**GOAL**: Pick out all lines of the entries that include the word "across" and copy them.

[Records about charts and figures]
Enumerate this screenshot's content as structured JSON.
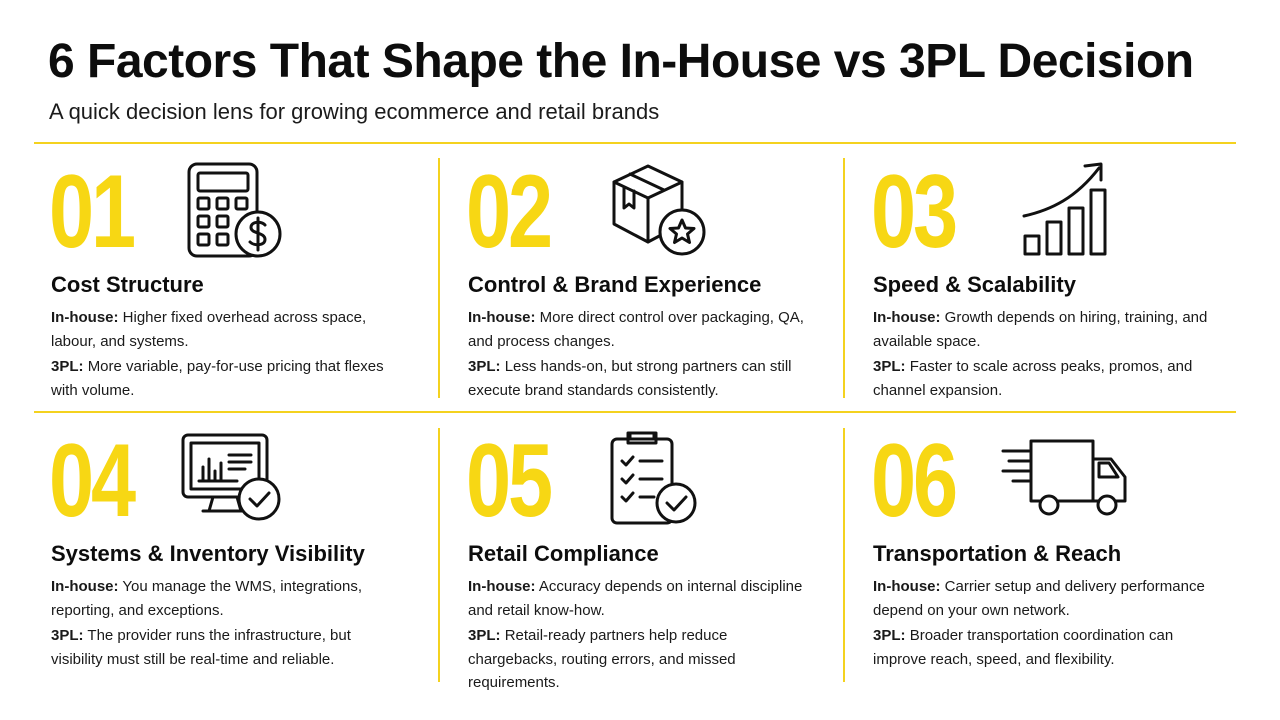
{
  "header": {
    "title": "6 Factors That Shape the In-House vs 3PL Decision",
    "subtitle": "A quick decision lens for growing ecommerce and retail brands"
  },
  "labels": {
    "inhouse": "In-house:",
    "tpl": "3PL:"
  },
  "colors": {
    "accent": "#f7d714",
    "text": "#111111",
    "divider": "#f4d21f"
  },
  "factors": [
    {
      "number": "01",
      "icon": "calculator-dollar-icon",
      "title": "Cost Structure",
      "inhouse": "Higher fixed overhead across space, labour, and systems.",
      "tpl": "More variable, pay-for-use pricing that flexes with volume."
    },
    {
      "number": "02",
      "icon": "box-star-icon",
      "title": "Control & Brand Experience",
      "inhouse": "More direct control over packaging, QA, and process changes.",
      "tpl": "Less hands-on, but strong partners can still execute brand standards consistently."
    },
    {
      "number": "03",
      "icon": "growth-chart-icon",
      "title": "Speed & Scalability",
      "inhouse": "Growth depends on hiring, training, and available space.",
      "tpl": "Faster to scale across peaks, promos, and channel expansion."
    },
    {
      "number": "04",
      "icon": "monitor-check-icon",
      "title": "Systems & Inventory Visibility",
      "inhouse": "You manage the WMS, integrations, reporting, and exceptions.",
      "tpl": "The provider runs the infrastructure, but visibility must still be real-time and reliable."
    },
    {
      "number": "05",
      "icon": "clipboard-check-icon",
      "title": "Retail Compliance",
      "inhouse": "Accuracy depends on internal discipline and retail know-how.",
      "tpl": "Retail-ready partners help reduce chargebacks, routing errors, and missed requirements."
    },
    {
      "number": "06",
      "icon": "delivery-truck-icon",
      "title": "Transportation & Reach",
      "inhouse": "Carrier setup and delivery performance depend on your own network.",
      "tpl": "Broader transportation coordination can improve reach, speed, and flexibility."
    }
  ]
}
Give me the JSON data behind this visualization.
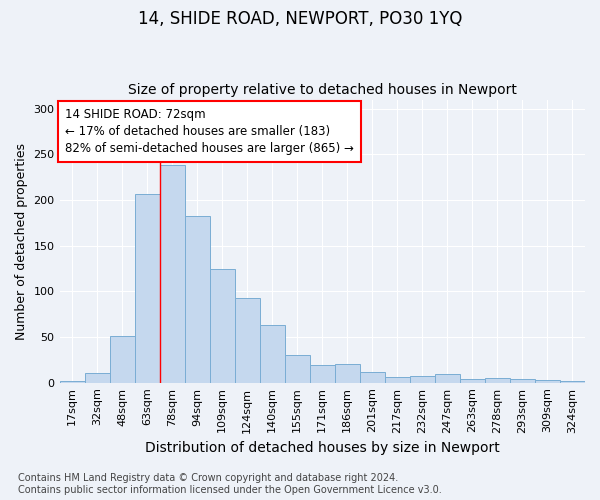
{
  "title": "14, SHIDE ROAD, NEWPORT, PO30 1YQ",
  "subtitle": "Size of property relative to detached houses in Newport",
  "xlabel": "Distribution of detached houses by size in Newport",
  "ylabel": "Number of detached properties",
  "categories": [
    "17sqm",
    "32sqm",
    "48sqm",
    "63sqm",
    "78sqm",
    "94sqm",
    "109sqm",
    "124sqm",
    "140sqm",
    "155sqm",
    "171sqm",
    "186sqm",
    "201sqm",
    "217sqm",
    "232sqm",
    "247sqm",
    "263sqm",
    "278sqm",
    "293sqm",
    "309sqm",
    "324sqm"
  ],
  "values": [
    2,
    11,
    51,
    207,
    238,
    183,
    124,
    93,
    63,
    30,
    19,
    21,
    12,
    6,
    7,
    10,
    4,
    5,
    4,
    3,
    2
  ],
  "bar_color": "#c5d8ee",
  "bar_edge_color": "#7aadd4",
  "red_line_x": 3.5,
  "ylim": [
    0,
    310
  ],
  "yticks": [
    0,
    50,
    100,
    150,
    200,
    250,
    300
  ],
  "annotation_box_text": "14 SHIDE ROAD: 72sqm\n← 17% of detached houses are smaller (183)\n82% of semi-detached houses are larger (865) →",
  "footnote": "Contains HM Land Registry data © Crown copyright and database right 2024.\nContains public sector information licensed under the Open Government Licence v3.0.",
  "title_fontsize": 12,
  "subtitle_fontsize": 10,
  "xlabel_fontsize": 10,
  "ylabel_fontsize": 9,
  "tick_fontsize": 8,
  "annotation_fontsize": 8.5,
  "footnote_fontsize": 7,
  "bg_color": "#eef2f8",
  "plot_bg_color": "#eef2f8",
  "grid_color": "#ffffff",
  "font_family": "DejaVu Sans"
}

**SOLUTION TO THE EXERCISE**:
      "inhouse": "Higher fixed overhead across space, labour, and systems.",
      "tpl": "Faster to scale across peaks, promos, and channel expansion."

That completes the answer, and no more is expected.